PROBLEM DETAILS
Your task is to copy the material exactly.

GIVEN DATA
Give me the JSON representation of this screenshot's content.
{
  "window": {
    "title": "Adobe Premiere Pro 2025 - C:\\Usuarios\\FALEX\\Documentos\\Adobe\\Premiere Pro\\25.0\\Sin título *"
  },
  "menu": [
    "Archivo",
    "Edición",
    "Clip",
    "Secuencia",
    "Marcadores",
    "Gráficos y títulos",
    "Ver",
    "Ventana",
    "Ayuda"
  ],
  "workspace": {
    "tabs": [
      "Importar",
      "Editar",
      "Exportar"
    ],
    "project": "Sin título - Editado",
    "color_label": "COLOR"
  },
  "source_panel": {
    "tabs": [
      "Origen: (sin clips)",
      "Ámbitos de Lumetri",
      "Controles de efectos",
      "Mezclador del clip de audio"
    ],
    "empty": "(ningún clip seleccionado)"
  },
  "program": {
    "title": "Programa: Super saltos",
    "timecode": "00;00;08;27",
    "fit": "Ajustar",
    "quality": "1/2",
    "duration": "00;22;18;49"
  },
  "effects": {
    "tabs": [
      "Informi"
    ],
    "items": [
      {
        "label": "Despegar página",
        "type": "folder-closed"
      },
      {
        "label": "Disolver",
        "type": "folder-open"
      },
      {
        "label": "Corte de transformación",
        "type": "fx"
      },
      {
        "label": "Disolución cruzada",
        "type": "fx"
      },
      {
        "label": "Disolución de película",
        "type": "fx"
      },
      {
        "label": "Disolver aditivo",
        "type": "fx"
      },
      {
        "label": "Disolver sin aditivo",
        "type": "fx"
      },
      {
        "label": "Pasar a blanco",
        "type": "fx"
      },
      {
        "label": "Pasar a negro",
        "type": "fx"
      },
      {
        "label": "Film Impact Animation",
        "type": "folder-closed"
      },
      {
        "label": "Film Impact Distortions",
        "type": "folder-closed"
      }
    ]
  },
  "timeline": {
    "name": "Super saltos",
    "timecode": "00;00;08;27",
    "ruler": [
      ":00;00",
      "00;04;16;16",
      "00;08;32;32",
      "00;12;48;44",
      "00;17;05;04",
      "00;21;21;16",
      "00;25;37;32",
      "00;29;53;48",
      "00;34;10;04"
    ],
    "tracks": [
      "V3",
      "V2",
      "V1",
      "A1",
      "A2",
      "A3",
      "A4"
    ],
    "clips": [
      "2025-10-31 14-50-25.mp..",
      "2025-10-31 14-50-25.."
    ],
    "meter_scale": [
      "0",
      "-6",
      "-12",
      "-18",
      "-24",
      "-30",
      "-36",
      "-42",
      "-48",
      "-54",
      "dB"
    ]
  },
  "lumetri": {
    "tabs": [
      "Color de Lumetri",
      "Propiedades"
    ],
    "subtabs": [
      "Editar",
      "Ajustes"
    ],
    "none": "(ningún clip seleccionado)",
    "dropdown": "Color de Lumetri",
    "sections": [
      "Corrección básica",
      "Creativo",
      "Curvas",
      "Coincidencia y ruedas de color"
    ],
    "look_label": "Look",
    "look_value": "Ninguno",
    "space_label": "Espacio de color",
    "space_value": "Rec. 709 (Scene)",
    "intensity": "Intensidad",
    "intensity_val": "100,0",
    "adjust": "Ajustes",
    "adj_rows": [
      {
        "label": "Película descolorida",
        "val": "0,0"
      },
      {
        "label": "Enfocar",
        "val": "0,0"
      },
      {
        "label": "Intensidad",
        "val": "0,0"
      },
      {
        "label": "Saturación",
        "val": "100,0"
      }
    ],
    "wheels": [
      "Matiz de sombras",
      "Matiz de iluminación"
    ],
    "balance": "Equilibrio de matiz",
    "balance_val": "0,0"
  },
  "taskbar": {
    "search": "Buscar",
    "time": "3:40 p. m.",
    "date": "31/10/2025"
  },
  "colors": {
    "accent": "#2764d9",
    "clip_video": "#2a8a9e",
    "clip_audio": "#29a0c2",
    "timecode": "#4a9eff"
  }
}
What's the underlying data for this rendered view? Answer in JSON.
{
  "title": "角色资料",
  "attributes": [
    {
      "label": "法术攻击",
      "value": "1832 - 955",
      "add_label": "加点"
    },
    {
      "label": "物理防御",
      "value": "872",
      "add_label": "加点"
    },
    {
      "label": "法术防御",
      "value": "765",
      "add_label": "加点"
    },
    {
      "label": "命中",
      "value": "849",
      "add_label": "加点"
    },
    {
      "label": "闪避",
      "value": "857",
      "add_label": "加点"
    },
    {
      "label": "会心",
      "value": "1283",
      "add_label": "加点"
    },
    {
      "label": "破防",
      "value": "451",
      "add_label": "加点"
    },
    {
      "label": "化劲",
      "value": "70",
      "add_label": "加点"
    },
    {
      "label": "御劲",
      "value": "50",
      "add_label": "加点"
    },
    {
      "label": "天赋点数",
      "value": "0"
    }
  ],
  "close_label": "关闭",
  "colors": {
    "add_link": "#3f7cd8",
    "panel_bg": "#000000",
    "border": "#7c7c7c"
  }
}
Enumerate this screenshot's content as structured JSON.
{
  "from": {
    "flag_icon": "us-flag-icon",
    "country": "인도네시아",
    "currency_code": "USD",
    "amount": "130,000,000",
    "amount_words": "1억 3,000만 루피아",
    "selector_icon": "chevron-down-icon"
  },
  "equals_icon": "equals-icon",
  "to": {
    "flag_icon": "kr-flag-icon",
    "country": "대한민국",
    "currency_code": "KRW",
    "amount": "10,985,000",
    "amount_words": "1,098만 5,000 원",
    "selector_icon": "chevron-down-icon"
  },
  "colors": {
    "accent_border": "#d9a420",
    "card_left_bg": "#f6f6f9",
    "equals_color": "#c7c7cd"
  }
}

WRITTEN RESPONSE
Give me the JSON representation of this screenshot's content.
{
  "window": {
    "title": "Adobe Premiere Pro 2025 - C:\\Usuarios\\FALEX\\Documentos\\Adobe\\Premiere Pro\\25.0\\Sin título *"
  },
  "menu": [
    "Archivo",
    "Edición",
    "Clip",
    "Secuencia",
    "Marcadores",
    "Gráficos y títulos",
    "Ver",
    "Ventana",
    "Ayuda"
  ],
  "workspace": {
    "tabs": [
      "Importar",
      "Editar",
      "Exportar"
    ],
    "project": "Sin título - Editado",
    "color_label": "COLOR"
  },
  "source_panel": {
    "tabs": [
      "Origen: (sin clips)",
      "Ámbitos de Lumetri",
      "Controles de efectos",
      "Mezclador del clip de audio"
    ],
    "empty": "(ningún clip seleccionado)"
  },
  "program": {
    "title": "Programa: Super saltos",
    "timecode": "00;00;08;27",
    "fit": "Ajustar",
    "quality": "1/2",
    "duration": "00;22;18;49"
  },
  "effects": {
    "tabs": [
      "Informi"
    ],
    "items": [
      {
        "label": "Despegar página",
        "type": "folder-closed"
      },
      {
        "label": "Disolver",
        "type": "folder-open"
      },
      {
        "label": "Corte de transformación",
        "type": "fx"
      },
      {
        "label": "Disolución cruzada",
        "type": "fx"
      },
      {
        "label": "Disolución de película",
        "type": "fx"
      },
      {
        "label": "Disolver aditivo",
        "type": "fx"
      },
      {
        "label": "Disolver sin aditivo",
        "type": "fx"
      },
      {
        "label": "Pasar a blanco",
        "type": "fx"
      },
      {
        "label": "Pasar a negro",
        "type": "fx"
      },
      {
        "label": "Film Impact Animation",
        "type": "folder-closed"
      },
      {
        "label": "Film Impact Distortions",
        "type": "folder-closed"
      }
    ]
  },
  "timeline": {
    "name": "Super saltos",
    "timecode": "00;00;08;27",
    "ruler": [
      ":00;00",
      "00;04;16;16",
      "00;08;32;32",
      "00;12;48;44",
      "00;17;05;04",
      "00;21;21;16",
      "00;25;37;32",
      "00;29;53;48",
      "00;34;10;04"
    ],
    "tracks": [
      "V3",
      "V2",
      "V1",
      "A1",
      "A2",
      "A3",
      "A4"
    ],
    "clips": [
      "2025-10-31 14-50-25.mp..",
      "2025-10-31 14-50-25.."
    ],
    "meter_scale": [
      "0",
      "-6",
      "-12",
      "-18",
      "-24",
      "-30",
      "-36",
      "-42",
      "-48",
      "-54",
      "dB"
    ]
  },
  "lumetri": {
    "tabs": [
      "Color de Lumetri",
      "Propiedades"
    ],
    "subtabs": [
      "Editar",
      "Ajustes"
    ],
    "none": "(ningún clip seleccionado)",
    "dropdown": "Color de Lumetri",
    "sections": [
      "Corrección básica",
      "Creativo",
      "Curvas",
      "Coincidencia y ruedas de color"
    ],
    "look_label": "Look",
    "look_value": "Ninguno",
    "space_label": "Espacio de color",
    "space_value": "Rec. 709 (Scene)",
    "intensity": "Intensidad",
    "intensity_val": "100,0",
    "adjust": "Ajustes",
    "adj_rows": [
      {
        "label": "Película descolorida",
        "val": "0,0"
      },
      {
        "label": "Enfocar",
        "val": "0,0"
      },
      {
        "label": "Intensidad",
        "val": "0,0"
      },
      {
        "label": "Saturación",
        "val": "100,0"
      }
    ],
    "wheels": [
      "Matiz de sombras",
      "Matiz de iluminación"
    ],
    "balance": "Equilibrio de matiz",
    "balance_val": "0,0"
  },
  "taskbar": {
    "search": "Buscar",
    "time": "3:40 p. m.",
    "date": "31/10/2025"
  },
  "colors": {
    "accent": "#2764d9",
    "clip_video": "#2a8a9e",
    "clip_audio": "#29a0c2",
    "timecode": "#4a9eff"
  }
}
What's the underlying data for this rendered view? Answer in JSON.
{
  "title": "角色资料",
  "attributes": [
    {
      "label": "法术攻击",
      "value": "1832 - 955",
      "add_label": "加点"
    },
    {
      "label": "物理防御",
      "value": "872",
      "add_label": "加点"
    },
    {
      "label": "法术防御",
      "value": "765",
      "add_label": "加点"
    },
    {
      "label": "命中",
      "value": "849",
      "add_label": "加点"
    },
    {
      "label": "闪避",
      "value": "857",
      "add_label": "加点"
    },
    {
      "label": "会心",
      "value": "1283",
      "add_label": "加点"
    },
    {
      "label": "破防",
      "value": "451",
      "add_label": "加点"
    },
    {
      "label": "化劲",
      "value": "70",
      "add_label": "加点"
    },
    {
      "label": "御劲",
      "value": "50",
      "add_label": "加点"
    },
    {
      "label": "天赋点数",
      "value": "0"
    }
  ],
  "close_label": "关闭",
  "colors": {
    "add_link": "#3f7cd8",
    "panel_bg": "#000000",
    "border": "#7c7c7c"
  }
}
Enumerate this screenshot's content as structured JSON.
{
  "from": {
    "flag_icon": "us-flag-icon",
    "country": "인도네시아",
    "currency_code": "USD",
    "amount": "130,000,000",
    "amount_words": "1억 3,000만 루피아",
    "selector_icon": "chevron-down-icon"
  },
  "equals_icon": "equals-icon",
  "to": {
    "flag_icon": "kr-flag-icon",
    "country": "대한민국",
    "currency_code": "KRW",
    "amount": "10,985,000",
    "amount_words": "1,098만 5,000 원",
    "selector_icon": "chevron-down-icon"
  },
  "colors": {
    "accent_border": "#d9a420",
    "card_left_bg": "#f6f6f9",
    "equals_color": "#c7c7cd"
  }
}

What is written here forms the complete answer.